Instructions to follow:
Tally up the lines where the string "text" appears; reply with the number only.

Extracts from a graphics dataset
☆ ☆ ☆ ☆ ☆ ☆ ☆

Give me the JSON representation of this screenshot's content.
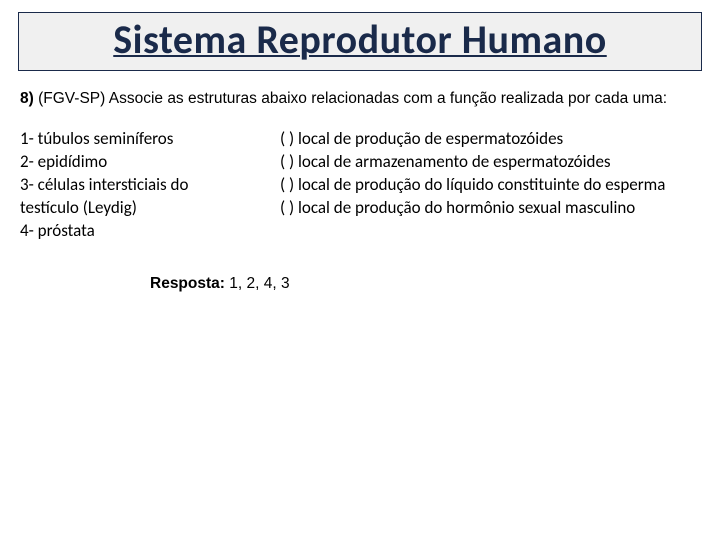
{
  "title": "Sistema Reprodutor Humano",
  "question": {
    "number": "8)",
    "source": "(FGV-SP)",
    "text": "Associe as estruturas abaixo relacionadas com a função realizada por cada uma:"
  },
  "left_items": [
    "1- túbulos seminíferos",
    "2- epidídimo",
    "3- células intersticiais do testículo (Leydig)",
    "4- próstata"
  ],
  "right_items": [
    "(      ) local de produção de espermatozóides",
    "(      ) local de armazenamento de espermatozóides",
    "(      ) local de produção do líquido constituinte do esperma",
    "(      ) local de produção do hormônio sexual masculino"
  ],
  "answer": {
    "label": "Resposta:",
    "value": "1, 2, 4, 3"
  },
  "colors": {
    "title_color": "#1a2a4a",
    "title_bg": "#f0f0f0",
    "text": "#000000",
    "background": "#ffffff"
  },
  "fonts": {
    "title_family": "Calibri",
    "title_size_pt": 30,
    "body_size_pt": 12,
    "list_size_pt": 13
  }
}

☆ ☆ ☆ ☆ ☆ ☆ ☆

Final result:
2